- MATERIALS PROVIDED
>> Start

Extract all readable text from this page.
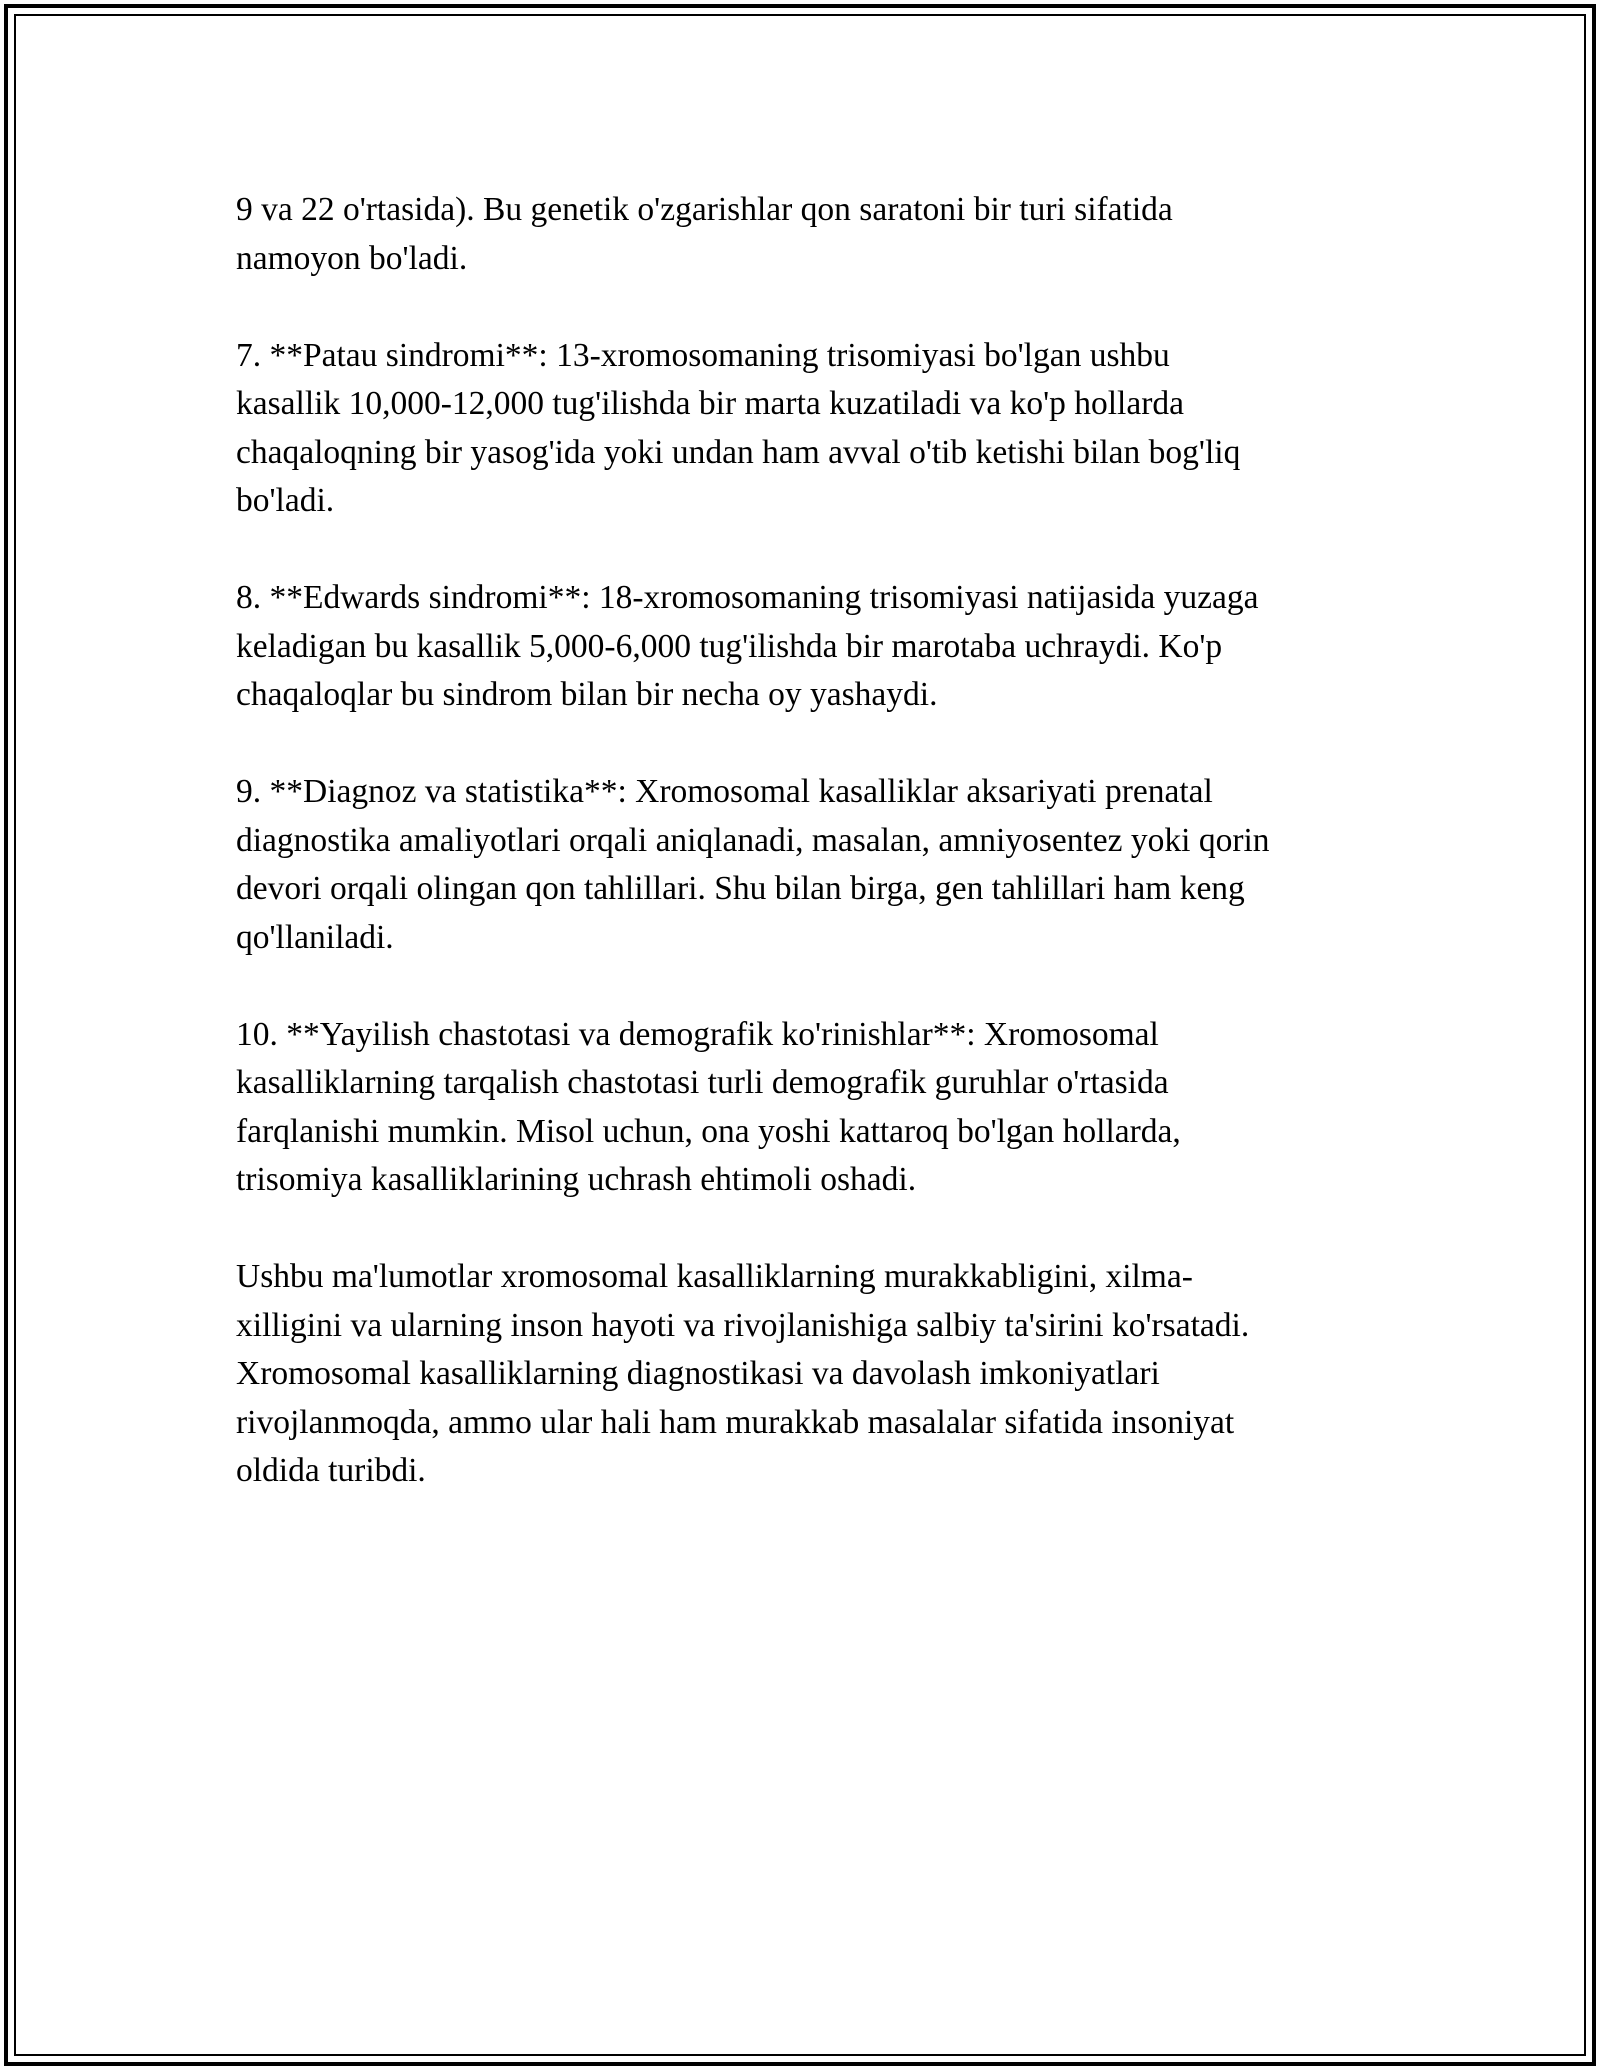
9 va 22 o'rtasida). Bu genetik o'zgarishlar qon saratoni bir turi sifatida
namoyon bo'ladi.

7. **Patau sindromi**: 13-xromosomaning trisomiyasi bo'lgan ushbu
kasallik 10,000-12,000 tug'ilishda bir marta kuzatiladi va ko'p hollarda
chaqaloqning bir yasog'ida yoki undan ham avval o'tib ketishi bilan bog'liq
bo'ladi.

8. **Edwards sindromi**: 18-xromosomaning trisomiyasi natijasida yuzaga
keladigan bu kasallik 5,000-6,000 tug'ilishda bir marotaba uchraydi. Ko'p
chaqaloqlar bu sindrom bilan bir necha oy yashaydi.

9. **Diagnoz va statistika**: Xromosomal kasalliklar aksariyati prenatal
diagnostika amaliyotlari orqali aniqlanadi, masalan, amniyosentez yoki qorin
devori orqali olingan qon tahlillari. Shu bilan birga, gen tahlillari ham keng
qo'llaniladi.

10. **Yayilish chastotasi va demografik ko'rinishlar**: Xromosomal
kasalliklarning tarqalish chastotasi turli demografik guruhlar o'rtasida
farqlanishi mumkin. Misol uchun, ona yoshi kattaroq bo'lgan hollarda,
trisomiya kasalliklarining uchrash ehtimoli oshadi.

Ushbu ma'lumotlar xromosomal kasalliklarning murakkabligini, xilma-
xilligini va ularning inson hayoti va rivojlanishiga salbiy ta'sirini ko'rsatadi.
Xromosomal kasalliklarning diagnostikasi va davolash imkoniyatlari
rivojlanmoqda, ammo ular hali ham murakkab masalalar sifatida insoniyat
oldida turibdi.
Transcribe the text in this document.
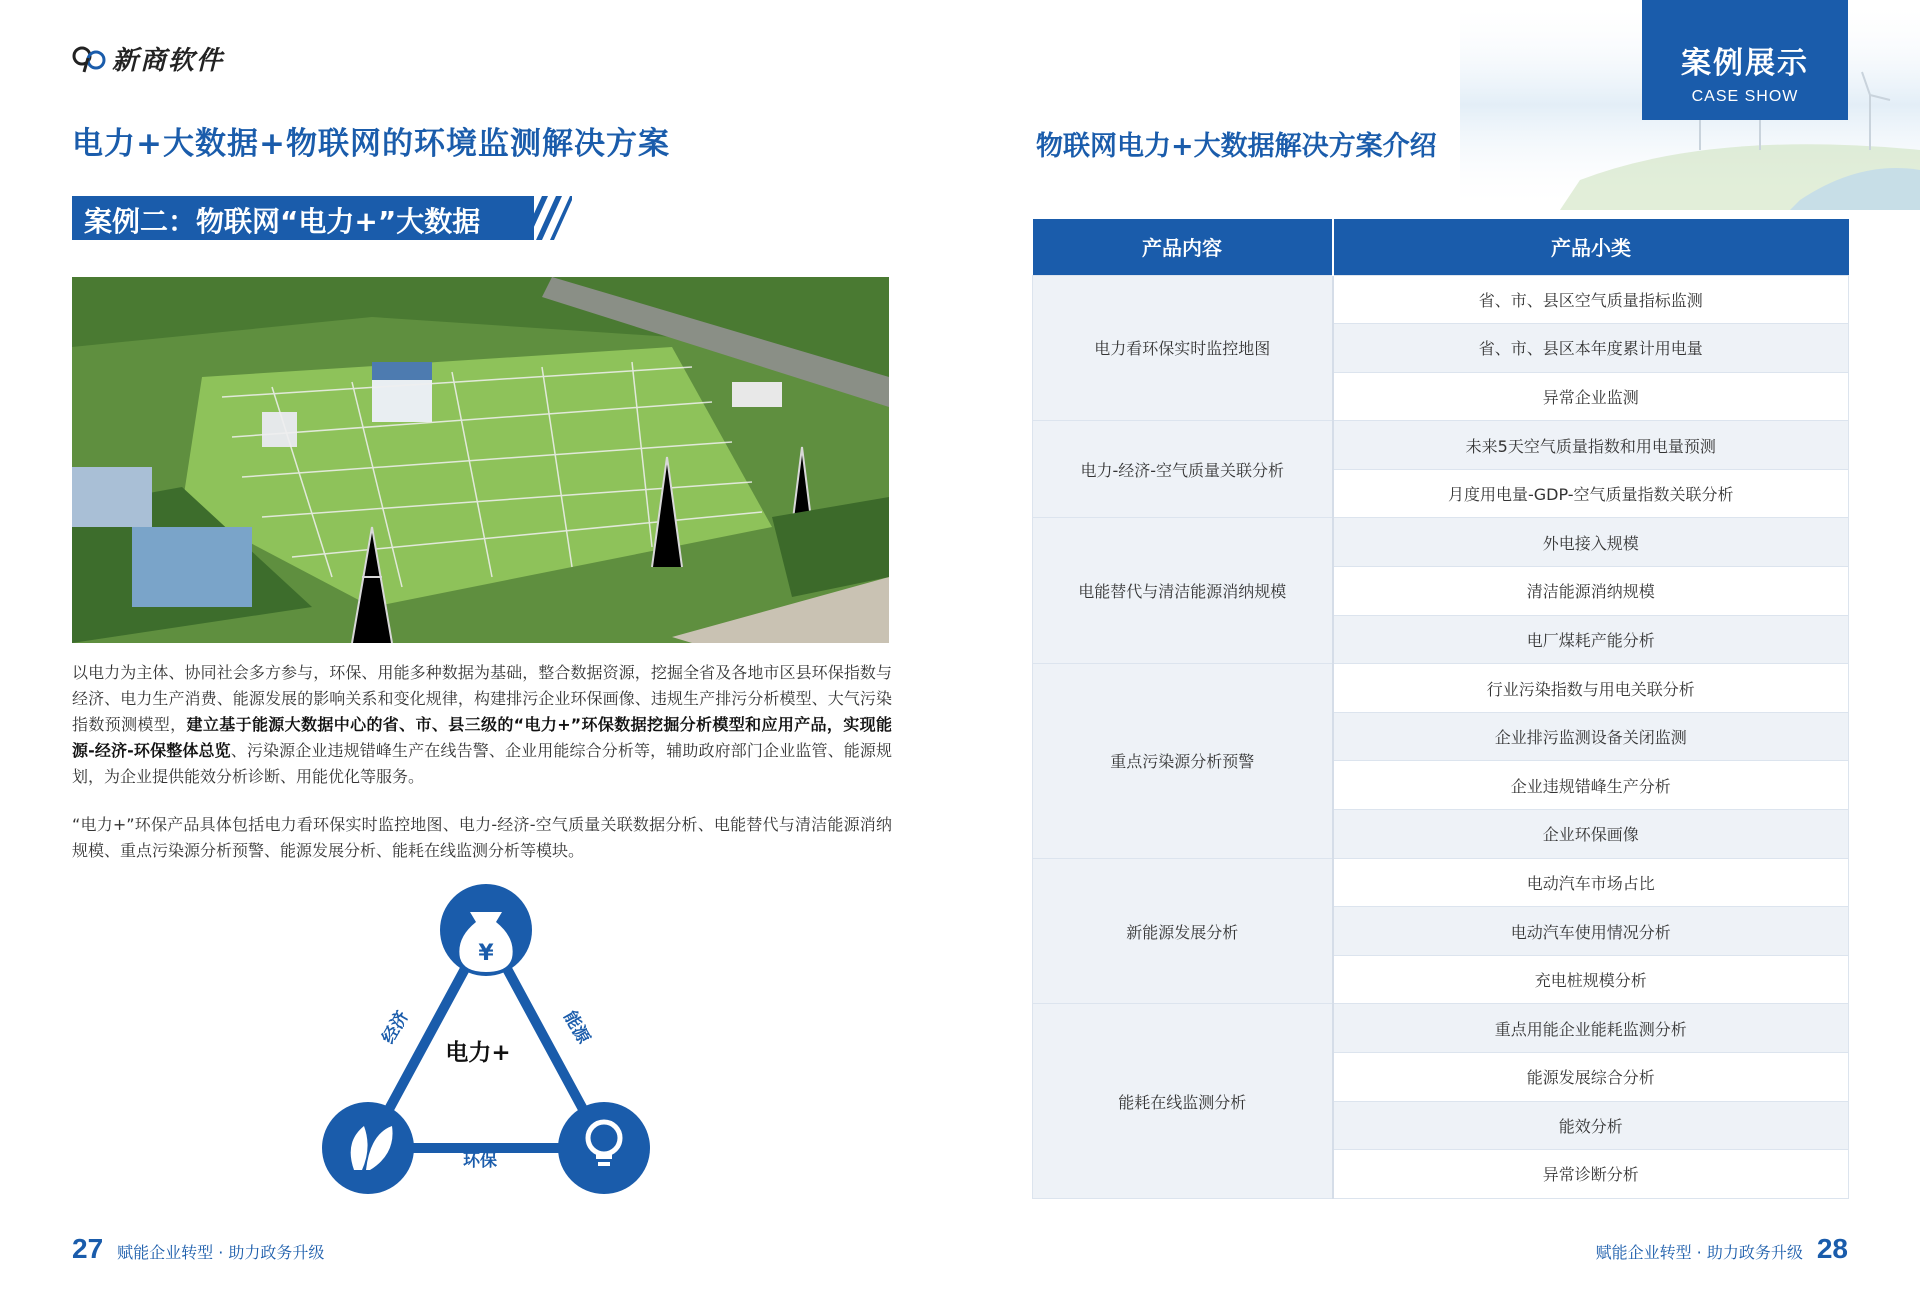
新商软件
电力+大数据+物联网的环境监测解决方案
案例二：物联网“电力+”大数据
以电力为主体、协同社会多方参与，环保、用能多种数据为基础，整合数据资源，挖掘全省及各地市区县环保指数与经济、电力生产消费、能源发展的影响关系和变化规律，构建排污企业环保画像、违规生产排污分析模型、大气污染指数预测模型，建立基于能源大数据中心的省、市、县三级的“电力+”环保数据挖掘分析模型和应用产品，实现能源-经济-环保整体总览、污染源企业违规错峰生产在线告警、企业用能综合分析等，辅助政府部门企业监管、能源规划，为企业提供能效分析诊断、用能优化等服务。
“电力+”环保产品具体包括电力看环保实时监控地图、电力-经济-空气质量关联数据分析、电能替代与清洁能源消纳规模、重点污染源分析预警、能源发展分析、能耗在线监测分析等模块。
¥
电力+
经济	能源
环保
27 赋能企业转型 · 助力政务升级
案例展示
CASE SHOW
物联网电力+大数据解决方案介绍
产品内容	产品小类
电力看环保实时监控地图	省、市、县区空气质量指标监测
	省、市、县区本年度累计用电量
	异常企业监测
电力-经济-空气质量关联分析	未来5天空气质量指数和用电量预测
	月度用电量-GDP-空气质量指数关联分析
电能替代与清洁能源消纳规模	外电接入规模
	清洁能源消纳规模
	电厂煤耗产能分析
重点污染源分析预警	行业污染指数与用电关联分析
	企业排污监测设备关闭监测
	企业违规错峰生产分析
	企业环保画像
新能源发展分析	电动汽车市场占比
	电动汽车使用情况分析
	充电桩规模分析
能耗在线监测分析	重点用能企业能耗监测分析
	能源发展综合分析
	能效分析
	异常诊断分析
赋能企业转型 · 助力政务升级 28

>> End

- TASK TO CARRY OUT
Give all the lines above again, character for character, without pictures.

- RESPONSE BELOW
Extract all readable text from this page.
9 va 22 o'rtasida). Bu genetik o'zgarishlar qon saratoni bir turi sifatida
namoyon bo'ladi.

7. **Patau sindromi**: 13-xromosomaning trisomiyasi bo'lgan ushbu
kasallik 10,000-12,000 tug'ilishda bir marta kuzatiladi va ko'p hollarda
chaqaloqning bir yasog'ida yoki undan ham avval o'tib ketishi bilan bog'liq
bo'ladi.

8. **Edwards sindromi**: 18-xromosomaning trisomiyasi natijasida yuzaga
keladigan bu kasallik 5,000-6,000 tug'ilishda bir marotaba uchraydi. Ko'p
chaqaloqlar bu sindrom bilan bir necha oy yashaydi.

9. **Diagnoz va statistika**: Xromosomal kasalliklar aksariyati prenatal
diagnostika amaliyotlari orqali aniqlanadi, masalan, amniyosentez yoki qorin
devori orqali olingan qon tahlillari. Shu bilan birga, gen tahlillari ham keng
qo'llaniladi.

10. **Yayilish chastotasi va demografik ko'rinishlar**: Xromosomal
kasalliklarning tarqalish chastotasi turli demografik guruhlar o'rtasida
farqlanishi mumkin. Misol uchun, ona yoshi kattaroq bo'lgan hollarda,
trisomiya kasalliklarining uchrash ehtimoli oshadi.

Ushbu ma'lumotlar xromosomal kasalliklarning murakkabligini, xilma-
xilligini va ularning inson hayoti va rivojlanishiga salbiy ta'sirini ko'rsatadi.
Xromosomal kasalliklarning diagnostikasi va davolash imkoniyatlari
rivojlanmoqda, ammo ular hali ham murakkab masalalar sifatida insoniyat
oldida turibdi.
Transcribe the text in this document.
新商软件
电力+大数据+物联网的环境监测解决方案
案例二：物联网“电力+”大数据
以电力为主体、协同社会多方参与，环保、用能多种数据为基础，整合数据资源，挖掘全省及各地市区县环保指数与经济、电力生产消费、能源发展的影响关系和变化规律，构建排污企业环保画像、违规生产排污分析模型、大气污染指数预测模型，建立基于能源大数据中心的省、市、县三级的“电力+”环保数据挖掘分析模型和应用产品，实现能源-经济-环保整体总览、污染源企业违规错峰生产在线告警、企业用能综合分析等，辅助政府部门企业监管、能源规划，为企业提供能效分析诊断、用能优化等服务。
“电力+”环保产品具体包括电力看环保实时监控地图、电力-经济-空气质量关联数据分析、电能替代与清洁能源消纳规模、重点污染源分析预警、能源发展分析、能耗在线监测分析等模块。
¥
电力+
经济	能源
环保
27 赋能企业转型 · 助力政务升级
案例展示
CASE SHOW
物联网电力+大数据解决方案介绍
产品内容	产品小类
电力看环保实时监控地图	省、市、县区空气质量指标监测
	省、市、县区本年度累计用电量
	异常企业监测
电力-经济-空气质量关联分析	未来5天空气质量指数和用电量预测
	月度用电量-GDP-空气质量指数关联分析
电能替代与清洁能源消纳规模	外电接入规模
	清洁能源消纳规模
	电厂煤耗产能分析
重点污染源分析预警	行业污染指数与用电关联分析
	企业排污监测设备关闭监测
	企业违规错峰生产分析
	企业环保画像
新能源发展分析	电动汽车市场占比
	电动汽车使用情况分析
	充电桩规模分析
能耗在线监测分析	重点用能企业能耗监测分析
	能源发展综合分析
	能效分析
	异常诊断分析
赋能企业转型 · 助力政务升级 28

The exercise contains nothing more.